What to produce:
Look for the word "Министерства" in the entries below, then copy every line that has it.

— BEGIN —

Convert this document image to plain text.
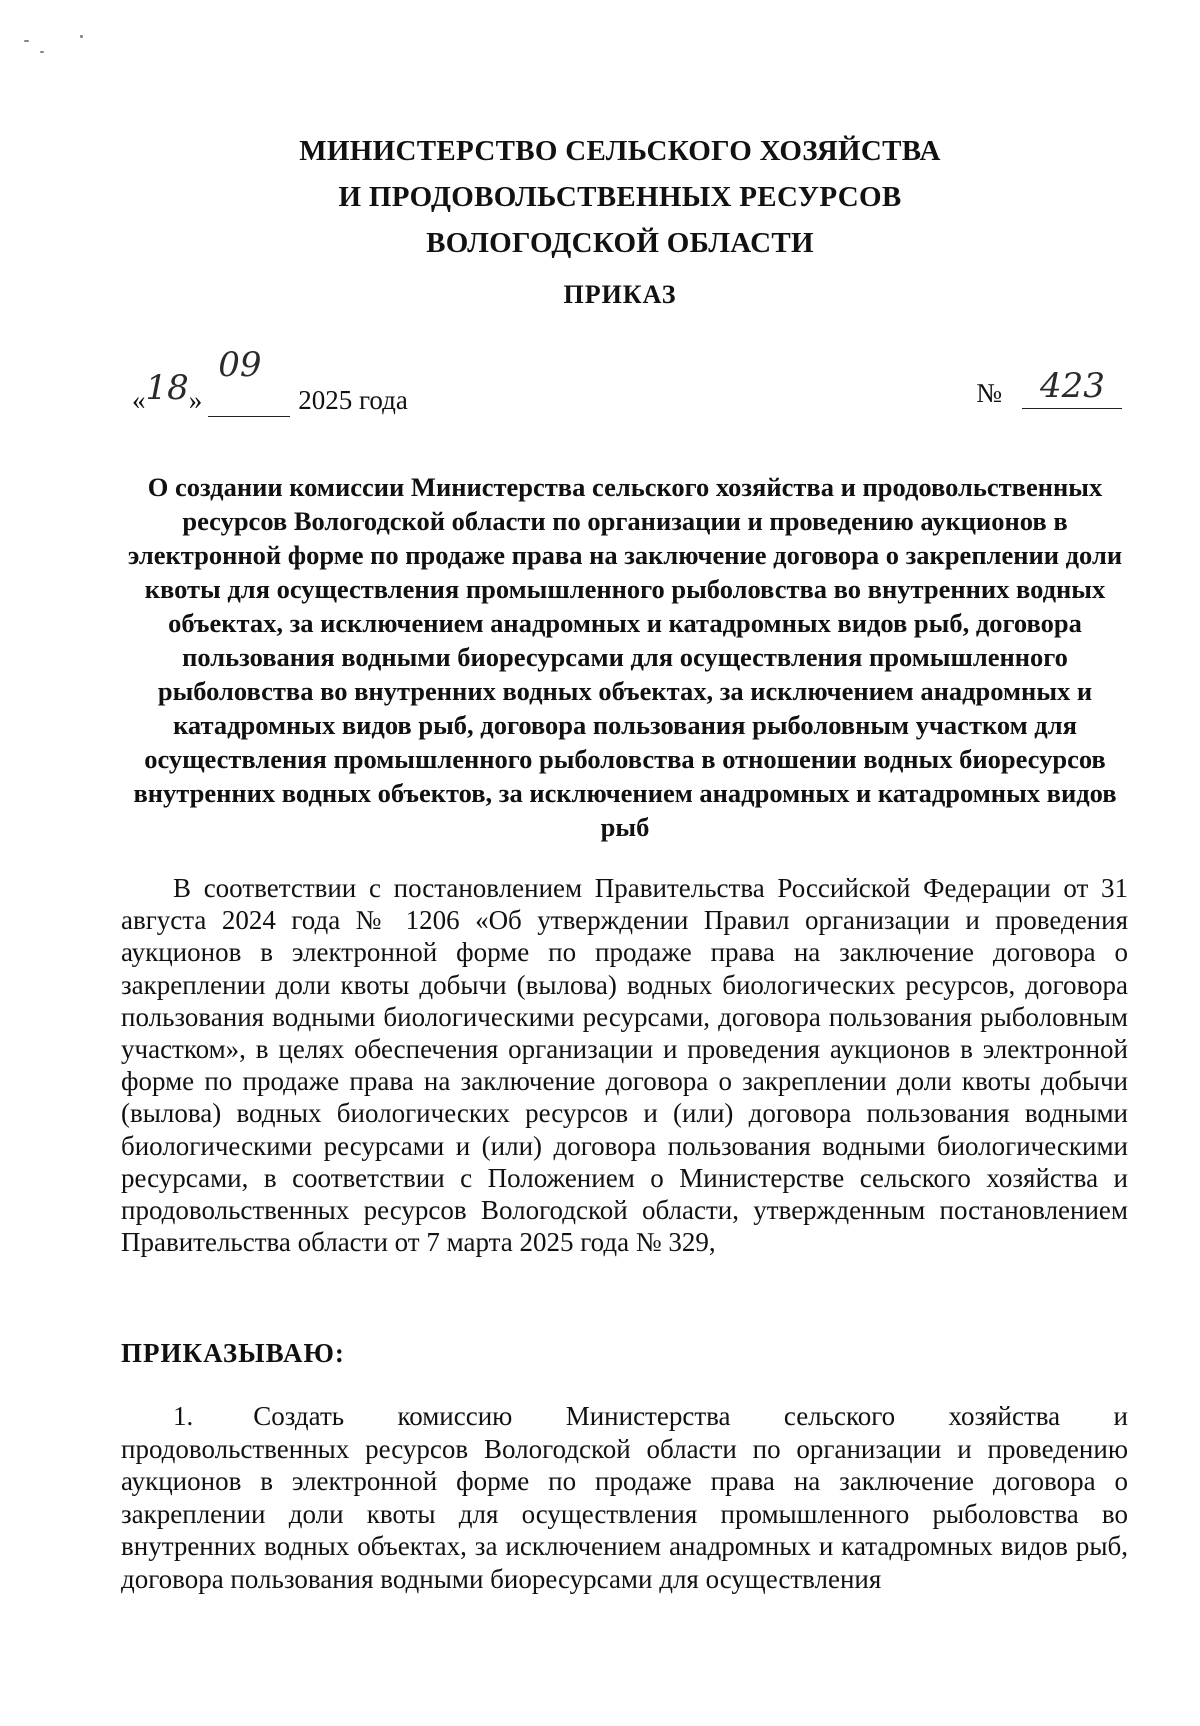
МИНИСТЕРСТВО СЕЛЬСКОГО ХОЗЯЙСТВА
И ПРОДОВОЛЬСТВЕННЫХ РЕСУРСОВ
ВОЛОГОДСКОЙ ОБЛАСТИ
ПРИКАЗ
«18»
09
2025 года	№ 423
О создании комиссии Министерства сельского хозяйства и продовольственных ресурсов Вологодской области по организации и проведению аукционов в электронной форме по продаже права на заключение договора о закреплении доли квоты для осуществления промышленного рыболовства во внутренних водных объектах, за исключением анадромных и катадромных видов рыб, договора пользования водными биоресурсами для осуществления промышленного рыболовства во внутренних водных объектах, за исключением анадромных и катадромных видов рыб, договора пользования рыболовным участком для осуществления промышленного рыболовства в отношении водных биоресурсов внутренних водных объектов, за исключением анадромных и катадромных видов рыб
В соответствии с постановлением Правительства Российской Федерации от 31 августа 2024 года № 1206 «Об утверждении Правил организации и проведения аукционов в электронной форме по продаже права на заключение договора о закреплении доли квоты добычи (вылова) водных биологических ресурсов, договора пользования водными биологическими ресурсами, договора пользования рыболовным участком», в целях обеспечения организации и проведения аукционов в электронной форме по продаже права на заключение договора о закреплении доли квоты добычи (вылова) водных биологических ресурсов и (или) договора пользования водными биологическими ресурсами и (или) договора пользования водными биологическими ресурсами, в соответствии с Положением о Министерстве сельского хозяйства и продовольственных ресурсов Вологодской области, утвержденным постановлением Правительства области от 7 марта 2025 года № 329,
ПРИКАЗЫВАЮ:
1. Создать комиссию Министерства сельского хозяйства и продовольственных ресурсов Вологодской области по организации и проведению аукционов в электронной форме по продаже права на заключение договора о закреплении доли квоты для осуществления промышленного рыболовства во внутренних водных объектах, за исключением анадромных и катадромных видов рыб, договора пользования водными биоресурсами для осуществления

— END —

The output:
О создании комиссии Министерства сельского хозяйства и продовольственных ресурсов Вологодской области по организации и проведению аукционов в электронной форме по продаже права на заключение договора о закреплении доли квоты для осуществления промышленного рыболовства во внутренних водных объектах, за исключением анадромных и катадромных видов рыб, договора пользования водными биоресурсами для осуществления промышленного рыболовства во внутренних водных объектах, за исключением анадромных и катадромных видов рыб, договора пользования рыболовным участком для осуществления промышленного рыболовства в отношении водных биоресурсов внутренних водных объектов, за исключением анадромных и катадромных видов рыб
1. Создать комиссию Министерства сельского хозяйства и продовольственных ресурсов Вологодской области по организации и проведению аукционов в электронной форме по продаже права на заключение договора о закреплении доли квоты для осуществления промышленного рыболовства во внутренних водных объектах, за исключением анадромных и катадромных видов рыб, договора пользования водными биоресурсами для осуществления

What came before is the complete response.